DIRECTION:
Restate the full listing word for word and leave the pictures out.

— Start of MATERIAL TO PROCESS —

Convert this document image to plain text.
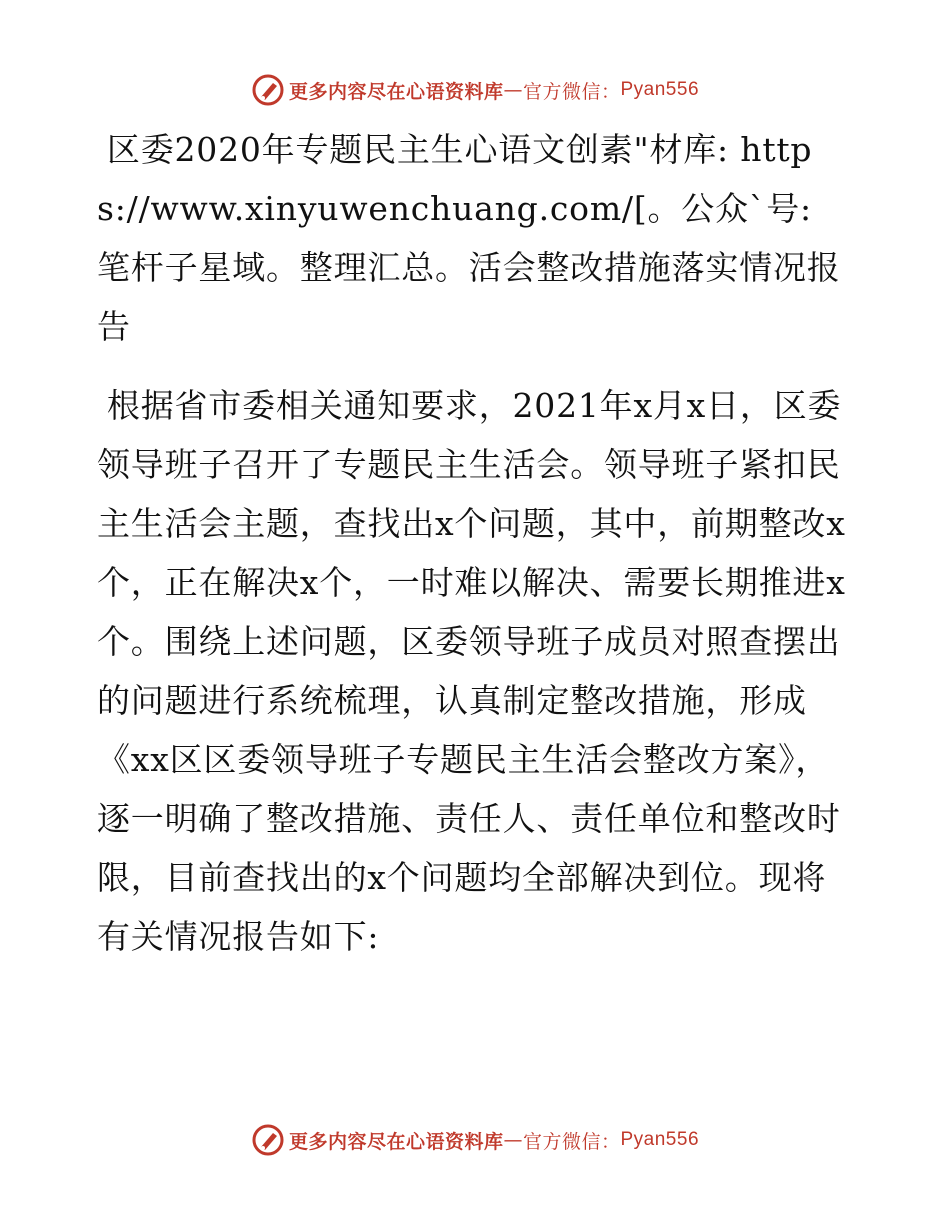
更多内容尽在心语资料库 — 官方微信： Pyan556

区委2020年专题民主生心语文创素"材库: https://www.xinyuwenchuang.com/[。公众`号: 笔杆子星域。整理汇总。活会整改措施落实情况报告

根据省市委相关通知要求，2021年x月x日，区委领导班子召开了专题民主生活会。领导班子紧扣民主生活会主题，查找出x个问题，其中，前期整改x个，正在解决x个，一时难以解决、需要长期推进x个。围绕上述问题，区委领导班子成员对照查摆出的问题进行系统梳理，认真制定整改措施，形成《xx区区委领导班子专题民主生活会整改方案》，逐一明确了整改措施、责任人、责任单位和整改时限，目前查找出的x个问题均全部解决到位。现将有关情况报告如下:

更多内容尽在心语资料库 — 官方微信： Pyan556
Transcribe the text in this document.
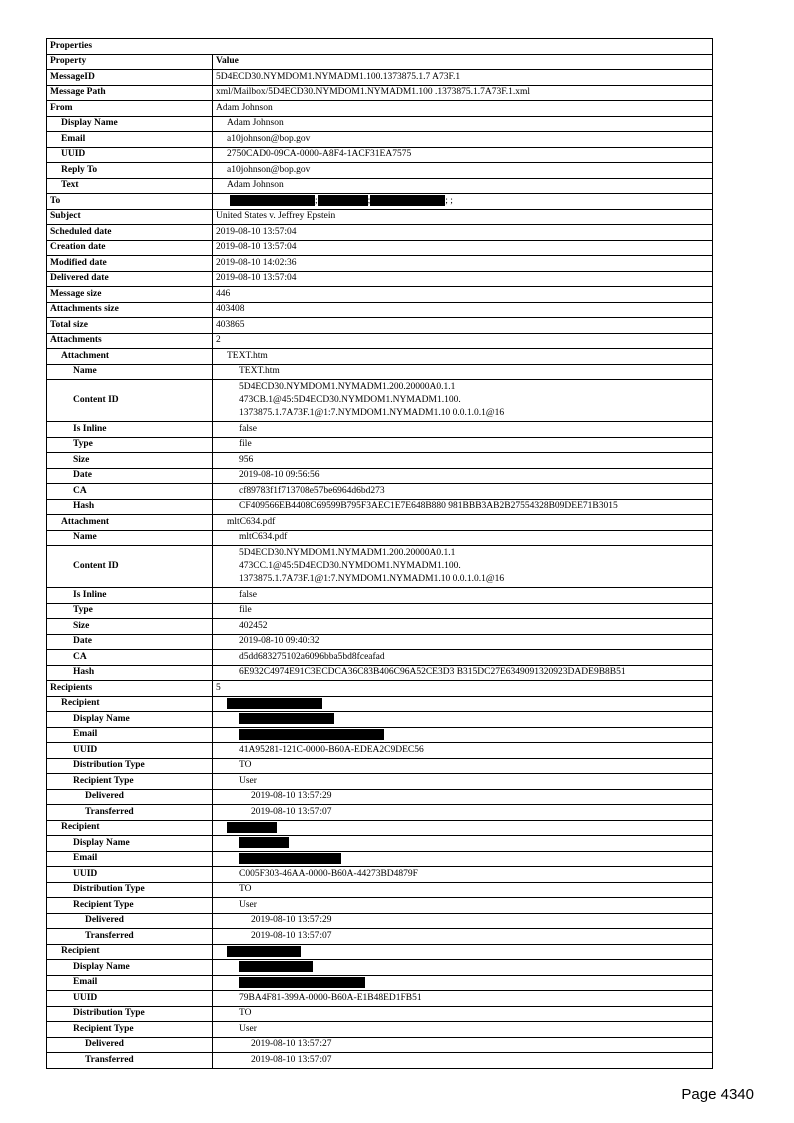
Properties	
Property	Value
MessageID	5D4ECD30.NYMDOM1.NYMADM1.100.1373875.1.7 A73F.1
Message Path	xml/Mailbox/5D4ECD30.NYMDOM1.NYMADM1.100 .1373875.1.7A73F.1.xml
From	Adam Johnson
Display Name	Adam Johnson
Email	a10johnson@bop.gov
UUID	2750CAD0-09CA-0000-A8F4-1ACF31EA7575
Reply To	a10johnson@bop.gov
Text	Adam Johnson
To	; ; ; ;
Subject	United States v. Jeffrey Epstein
Scheduled date	2019-08-10 13:57:04
Creation date	2019-08-10 13:57:04
Modified date	2019-08-10 14:02:36
Delivered date	2019-08-10 13:57:04
Message size	446
Attachments size	403408
Total size	403865
Attachments	2
Attachment	TEXT.htm
Name	TEXT.htm
Content ID	5D4ECD30.NYMDOM1.NYMADM1.200.20000A0.1.1
473CB.1@45:5D4ECD30.NYMDOM1.NYMADM1.100.
1373875.1.7A73F.1@1:7.NYMDOM1.NYMADM1.10 0.0.1.0.1@16
Is Inline	false
Type	file
Size	956
Date	2019-08-10 09:56:56
CA	cf89783f1f713708e57be6964d6bd273
Hash	CF409566EB4408C69599B795F3AEC1E7E648B880 981BBB3AB2B27554328B09DEE71B3015
Attachment	mltC634.pdf
Name	mltC634.pdf
Content ID	5D4ECD30.NYMDOM1.NYMADM1.200.20000A0.1.1
473CC.1@45:5D4ECD30.NYMDOM1.NYMADM1.100.
1373875.1.7A73F.1@1:7.NYMDOM1.NYMADM1.10 0.0.1.0.1@16
Is Inline	false
Type	file
Size	402452
Date	2019-08-10 09:40:32
CA	d5dd683275102a6096bba5bd8fceafad
Hash	6E932C4974E91C3ECDCA36C83B406C96A52CE3D3 B315DC27E6349091320923DADE9B8B51
Recipients	5
Recipient	
Display Name	
Email	
UUID	41A95281-121C-0000-B60A-EDEA2C9DEC56
Distribution Type	TO
Recipient Type	User
Delivered	2019-08-10 13:57:29
Transferred	2019-08-10 13:57:07
Recipient	
Display Name	
Email	
UUID	C005F303-46AA-0000-B60A-44273BD4879F
Distribution Type	TO
Recipient Type	User
Delivered	2019-08-10 13:57:29
Transferred	2019-08-10 13:57:07
Recipient	
Display Name	
Email	
UUID	79BA4F81-399A-0000-B60A-E1B48ED1FB51
Distribution Type	TO
Recipient Type	User
Delivered	2019-08-10 13:57:27
Transferred	2019-08-10 13:57:07
Page 4340
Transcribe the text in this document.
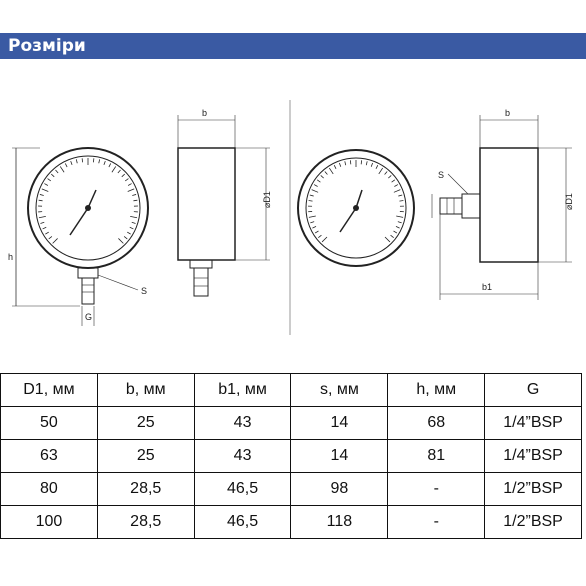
Розміри
h
S
G
b
⌀D1
b
⌀D1
S
b1
D1, мм	b, мм	b1, мм	s, мм	h, мм	G
50	25	43	14	68	1/4”BSP
63	25	43	14	81	1/4”BSP
80	28,5	46,5	98	-	1/2”BSP
100	28,5	46,5	118	-	1/2”BSP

— End of MATERIAL TO PROCESS —

RESULT OF THE EXERCISE:
Convert this document image to plain text.
更多内容尽在心语资料库 — 官方微信： Pyan556

区委2020年专题民主生心语文创素"材库: https://www.xinyuwenchuang.com/[。公众`号: 笔杆子星域。整理汇总。活会整改措施落实情况报告

根据省市委相关通知要求，2021年x月x日，区委领导班子召开了专题民主生活会。领导班子紧扣民主生活会主题，查找出x个问题，其中，前期整改x个，正在解决x个，一时难以解决、需要长期推进x个。围绕上述问题，区委领导班子成员对照查摆出的问题进行系统梳理，认真制定整改措施，形成《xx区区委领导班子专题民主生活会整改方案》，逐一明确了整改措施、责任人、责任单位和整改时限，目前查找出的x个问题均全部解决到位。现将有关情况报告如下:

更多内容尽在心语资料库 — 官方微信： Pyan556
Transcribe the text in this document.
Properties	
Property	Value
MessageID	5D4ECD30.NYMDOM1.NYMADM1.100.1373875.1.7 A73F.1
Message Path	xml/Mailbox/5D4ECD30.NYMDOM1.NYMADM1.100 .1373875.1.7A73F.1.xml
From	Adam Johnson
Display Name	Adam Johnson
Email	a10johnson@bop.gov
UUID	2750CAD0-09CA-0000-A8F4-1ACF31EA7575
Reply To	a10johnson@bop.gov
Text	Adam Johnson
To	; ; ; ;
Subject	United States v. Jeffrey Epstein
Scheduled date	2019-08-10 13:57:04
Creation date	2019-08-10 13:57:04
Modified date	2019-08-10 14:02:36
Delivered date	2019-08-10 13:57:04
Message size	446
Attachments size	403408
Total size	403865
Attachments	2
Attachment	TEXT.htm
Name	TEXT.htm
Content ID	5D4ECD30.NYMDOM1.NYMADM1.200.20000A0.1.1
473CB.1@45:5D4ECD30.NYMDOM1.NYMADM1.100.
1373875.1.7A73F.1@1:7.NYMDOM1.NYMADM1.10 0.0.1.0.1@16
Is Inline	false
Type	file
Size	956
Date	2019-08-10 09:56:56
CA	cf89783f1f713708e57be6964d6bd273
Hash	CF409566EB4408C69599B795F3AEC1E7E648B880 981BBB3AB2B27554328B09DEE71B3015
Attachment	mltC634.pdf
Name	mltC634.pdf
Content ID	5D4ECD30.NYMDOM1.NYMADM1.200.20000A0.1.1
473CC.1@45:5D4ECD30.NYMDOM1.NYMADM1.100.
1373875.1.7A73F.1@1:7.NYMDOM1.NYMADM1.10 0.0.1.0.1@16
Is Inline	false
Type	file
Size	402452
Date	2019-08-10 09:40:32
CA	d5dd683275102a6096bba5bd8fceafad
Hash	6E932C4974E91C3ECDCA36C83B406C96A52CE3D3 B315DC27E6349091320923DADE9B8B51
Recipients	5
Recipient	
Display Name	
Email	
UUID	41A95281-121C-0000-B60A-EDEA2C9DEC56
Distribution Type	TO
Recipient Type	User
Delivered	2019-08-10 13:57:29
Transferred	2019-08-10 13:57:07
Recipient	
Display Name	
Email	
UUID	C005F303-46AA-0000-B60A-44273BD4879F
Distribution Type	TO
Recipient Type	User
Delivered	2019-08-10 13:57:29
Transferred	2019-08-10 13:57:07
Recipient	
Display Name	
Email	
UUID	79BA4F81-399A-0000-B60A-E1B48ED1FB51
Distribution Type	TO
Recipient Type	User
Delivered	2019-08-10 13:57:27
Transferred	2019-08-10 13:57:07
Page 4340
Transcribe the text in this document.
Розміри
h
S
G
b
⌀D1
b
⌀D1
S
b1
D1, мм	b, мм	b1, мм	s, мм	h, мм	G
50	25	43	14	68	1/4”BSP
63	25	43	14	81	1/4”BSP
80	28,5	46,5	98	-	1/2”BSP
100	28,5	46,5	118	-	1/2”BSP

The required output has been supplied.